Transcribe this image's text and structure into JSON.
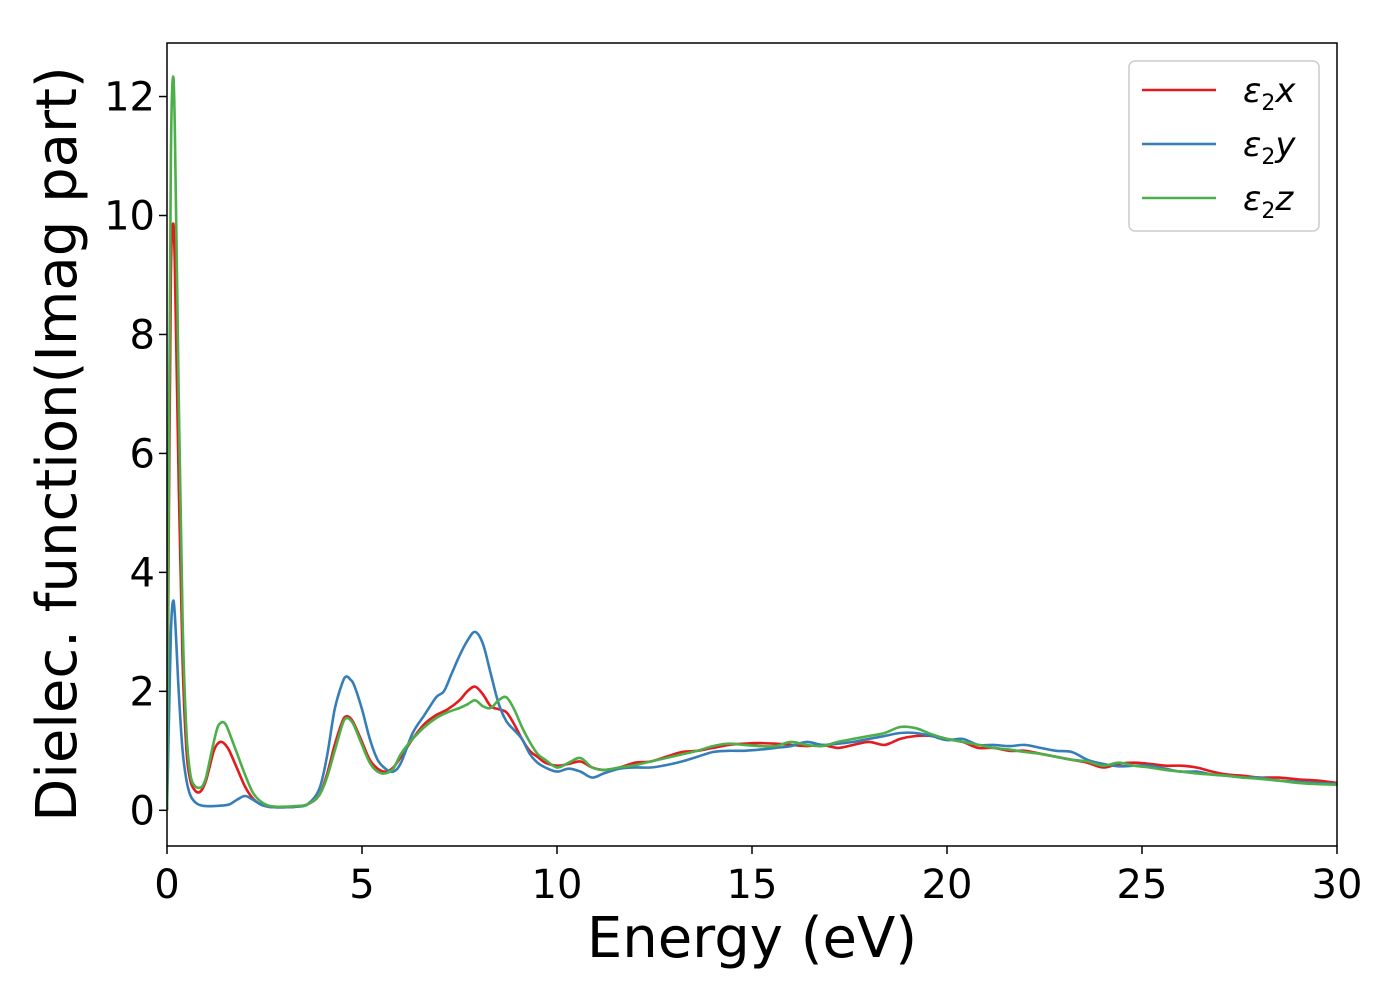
{
  "chart_data": {
    "type": "line",
    "title": "",
    "xlabel": "Energy (eV)",
    "ylabel": "Dielec. function(Imag part)",
    "xlim": [
      0,
      30
    ],
    "ylim": [
      -0.6,
      12.9
    ],
    "xticks": [
      0,
      5,
      10,
      15,
      20,
      25,
      30
    ],
    "yticks": [
      0,
      2,
      4,
      6,
      8,
      10,
      12
    ],
    "grid": false,
    "legend_position": "top-right",
    "series": [
      {
        "name": "x",
        "label_main": "ε",
        "label_sub": "2",
        "label_suffix": "x",
        "color": "#e41a1c",
        "x": [
          0,
          0.05,
          0.1,
          0.15,
          0.2,
          0.3,
          0.4,
          0.5,
          0.6,
          0.7,
          0.8,
          0.9,
          1.0,
          1.1,
          1.2,
          1.3,
          1.4,
          1.5,
          1.6,
          1.8,
          2.0,
          2.2,
          2.4,
          2.6,
          2.8,
          3.0,
          3.3,
          3.6,
          3.9,
          4.1,
          4.3,
          4.5,
          4.6,
          4.7,
          4.8,
          5.0,
          5.2,
          5.4,
          5.6,
          5.8,
          6.0,
          6.3,
          6.6,
          6.9,
          7.2,
          7.5,
          7.7,
          7.9,
          8.1,
          8.3,
          8.5,
          8.7,
          8.9,
          9.1,
          9.3,
          9.5,
          9.7,
          10.0,
          10.3,
          10.6,
          10.9,
          11.2,
          11.6,
          12.0,
          12.4,
          12.8,
          13.2,
          13.6,
          14.0,
          14.4,
          14.8,
          15.2,
          15.6,
          16.0,
          16.4,
          16.8,
          17.2,
          17.6,
          18.0,
          18.4,
          18.8,
          19.2,
          19.6,
          20.0,
          20.4,
          20.8,
          21.2,
          21.6,
          22.0,
          22.4,
          22.8,
          23.2,
          23.6,
          24.0,
          24.4,
          24.8,
          25.2,
          25.6,
          26.0,
          26.4,
          26.8,
          27.2,
          27.6,
          28.0,
          28.5,
          29.0,
          29.5,
          30.0
        ],
        "y": [
          0,
          5.0,
          9.0,
          9.85,
          9.2,
          5.5,
          2.5,
          1.0,
          0.5,
          0.35,
          0.3,
          0.35,
          0.5,
          0.75,
          1.0,
          1.12,
          1.15,
          1.1,
          1.0,
          0.7,
          0.4,
          0.2,
          0.1,
          0.06,
          0.05,
          0.05,
          0.06,
          0.1,
          0.25,
          0.6,
          1.1,
          1.5,
          1.58,
          1.55,
          1.45,
          1.15,
          0.85,
          0.7,
          0.65,
          0.72,
          0.9,
          1.2,
          1.45,
          1.6,
          1.7,
          1.85,
          2.0,
          2.08,
          1.95,
          1.75,
          1.7,
          1.65,
          1.45,
          1.2,
          1.0,
          0.9,
          0.8,
          0.75,
          0.78,
          0.82,
          0.72,
          0.68,
          0.72,
          0.8,
          0.82,
          0.9,
          0.98,
          1.0,
          1.05,
          1.1,
          1.12,
          1.13,
          1.12,
          1.1,
          1.08,
          1.1,
          1.05,
          1.1,
          1.15,
          1.1,
          1.2,
          1.25,
          1.25,
          1.2,
          1.15,
          1.05,
          1.05,
          1.0,
          1.0,
          0.95,
          0.9,
          0.85,
          0.8,
          0.72,
          0.78,
          0.8,
          0.78,
          0.75,
          0.75,
          0.72,
          0.65,
          0.6,
          0.58,
          0.55,
          0.55,
          0.52,
          0.5,
          0.46
        ]
      },
      {
        "name": "y",
        "label_main": "ε",
        "label_sub": "2",
        "label_suffix": "y",
        "color": "#377eb8",
        "x": [
          0,
          0.05,
          0.1,
          0.15,
          0.2,
          0.3,
          0.4,
          0.5,
          0.6,
          0.7,
          0.8,
          0.9,
          1.0,
          1.2,
          1.4,
          1.6,
          1.8,
          2.0,
          2.2,
          2.4,
          2.6,
          2.8,
          3.0,
          3.3,
          3.6,
          3.9,
          4.1,
          4.3,
          4.5,
          4.6,
          4.7,
          4.8,
          5.0,
          5.2,
          5.4,
          5.6,
          5.8,
          6.0,
          6.3,
          6.6,
          6.9,
          7.1,
          7.3,
          7.5,
          7.7,
          7.9,
          8.1,
          8.3,
          8.5,
          8.7,
          8.9,
          9.1,
          9.3,
          9.5,
          9.7,
          10.0,
          10.3,
          10.6,
          10.9,
          11.2,
          11.6,
          12.0,
          12.4,
          12.8,
          13.2,
          13.6,
          14.0,
          14.4,
          14.8,
          15.2,
          15.6,
          16.0,
          16.4,
          16.8,
          17.2,
          17.6,
          18.0,
          18.4,
          18.8,
          19.2,
          19.6,
          20.0,
          20.4,
          20.8,
          21.2,
          21.6,
          22.0,
          22.4,
          22.8,
          23.2,
          23.6,
          24.0,
          24.4,
          24.8,
          25.2,
          25.6,
          26.0,
          26.4,
          26.8,
          27.2,
          27.6,
          28.0,
          28.5,
          29.0,
          29.5,
          30.0
        ],
        "y": [
          0,
          1.5,
          3.0,
          3.5,
          3.3,
          2.0,
          1.0,
          0.5,
          0.25,
          0.15,
          0.1,
          0.08,
          0.07,
          0.07,
          0.08,
          0.1,
          0.18,
          0.24,
          0.18,
          0.1,
          0.06,
          0.05,
          0.05,
          0.06,
          0.1,
          0.35,
          0.9,
          1.7,
          2.15,
          2.25,
          2.2,
          2.1,
          1.7,
          1.2,
          0.85,
          0.7,
          0.65,
          0.8,
          1.3,
          1.6,
          1.9,
          2.0,
          2.3,
          2.6,
          2.85,
          3.0,
          2.8,
          2.3,
          1.8,
          1.5,
          1.35,
          1.2,
          0.95,
          0.8,
          0.72,
          0.65,
          0.7,
          0.65,
          0.55,
          0.62,
          0.7,
          0.72,
          0.72,
          0.76,
          0.82,
          0.9,
          0.98,
          1.0,
          1.0,
          1.02,
          1.05,
          1.08,
          1.15,
          1.1,
          1.12,
          1.15,
          1.2,
          1.25,
          1.3,
          1.3,
          1.25,
          1.18,
          1.2,
          1.1,
          1.1,
          1.08,
          1.1,
          1.05,
          1.0,
          0.98,
          0.85,
          0.78,
          0.74,
          0.75,
          0.75,
          0.7,
          0.65,
          0.65,
          0.6,
          0.58,
          0.55,
          0.55,
          0.5,
          0.48,
          0.46,
          0.44
        ]
      },
      {
        "name": "z",
        "label_main": "ε",
        "label_sub": "2",
        "label_suffix": "z",
        "color": "#4daf4a",
        "x": [
          0,
          0.05,
          0.1,
          0.15,
          0.2,
          0.3,
          0.4,
          0.5,
          0.6,
          0.7,
          0.8,
          0.9,
          1.0,
          1.1,
          1.2,
          1.3,
          1.4,
          1.5,
          1.6,
          1.8,
          2.0,
          2.2,
          2.4,
          2.6,
          2.8,
          3.0,
          3.3,
          3.6,
          3.9,
          4.1,
          4.3,
          4.5,
          4.6,
          4.7,
          4.8,
          5.0,
          5.2,
          5.4,
          5.6,
          5.8,
          6.0,
          6.3,
          6.6,
          6.9,
          7.2,
          7.5,
          7.7,
          7.9,
          8.1,
          8.3,
          8.5,
          8.7,
          8.9,
          9.1,
          9.3,
          9.5,
          9.7,
          10.0,
          10.3,
          10.6,
          10.9,
          11.2,
          11.6,
          12.0,
          12.4,
          12.8,
          13.2,
          13.6,
          14.0,
          14.4,
          14.8,
          15.2,
          15.6,
          16.0,
          16.4,
          16.8,
          17.2,
          17.6,
          18.0,
          18.4,
          18.8,
          19.2,
          19.6,
          20.0,
          20.4,
          20.8,
          21.2,
          21.6,
          22.0,
          22.4,
          22.8,
          23.2,
          23.6,
          24.0,
          24.4,
          24.8,
          25.2,
          25.6,
          26.0,
          26.4,
          26.8,
          27.2,
          27.6,
          28.0,
          28.5,
          29.0,
          29.5,
          30.0
        ],
        "y": [
          0,
          6.0,
          11.0,
          12.3,
          11.5,
          7.0,
          3.2,
          1.3,
          0.6,
          0.42,
          0.38,
          0.4,
          0.55,
          0.85,
          1.15,
          1.4,
          1.48,
          1.45,
          1.3,
          0.95,
          0.6,
          0.3,
          0.15,
          0.08,
          0.06,
          0.06,
          0.07,
          0.1,
          0.25,
          0.55,
          1.0,
          1.45,
          1.55,
          1.52,
          1.42,
          1.1,
          0.8,
          0.65,
          0.62,
          0.7,
          0.95,
          1.2,
          1.4,
          1.55,
          1.65,
          1.72,
          1.78,
          1.85,
          1.75,
          1.72,
          1.85,
          1.9,
          1.7,
          1.4,
          1.15,
          0.95,
          0.85,
          0.72,
          0.8,
          0.88,
          0.72,
          0.68,
          0.72,
          0.76,
          0.82,
          0.88,
          0.94,
          1.0,
          1.08,
          1.12,
          1.1,
          1.08,
          1.08,
          1.15,
          1.1,
          1.08,
          1.15,
          1.2,
          1.25,
          1.3,
          1.4,
          1.38,
          1.28,
          1.2,
          1.15,
          1.1,
          1.05,
          1.02,
          0.98,
          0.95,
          0.9,
          0.85,
          0.82,
          0.75,
          0.8,
          0.75,
          0.72,
          0.68,
          0.65,
          0.62,
          0.6,
          0.58,
          0.55,
          0.53,
          0.5,
          0.46,
          0.44,
          0.43
        ]
      }
    ]
  }
}
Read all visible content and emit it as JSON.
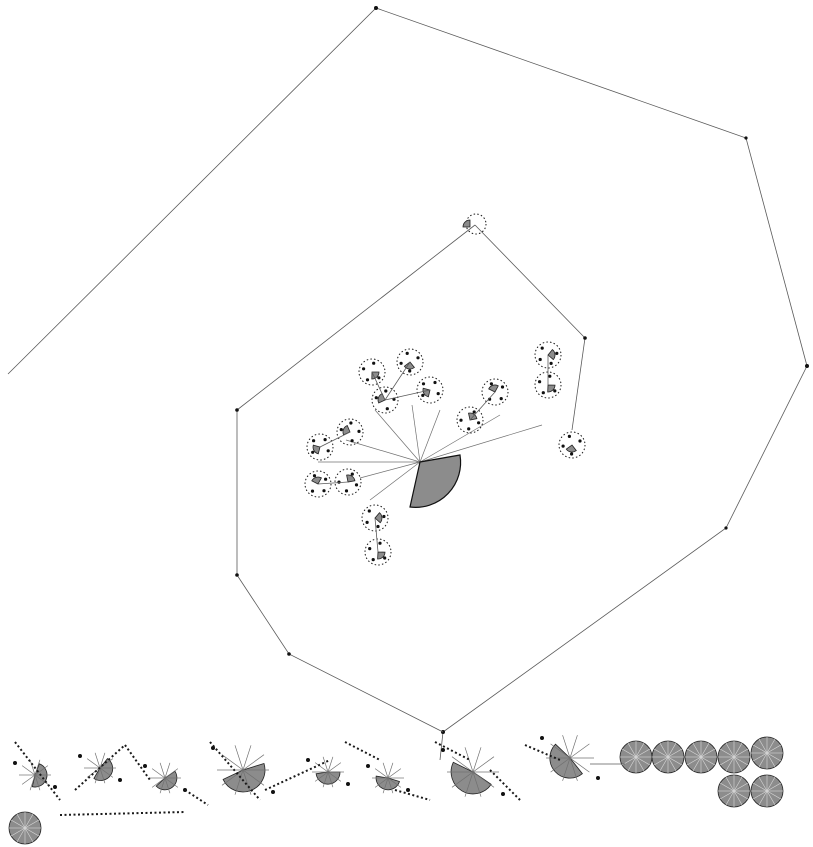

### Problem requirements:
Find how many lines of the material carry the string "color". Only the number should be in the answer.

### Output of the task:
3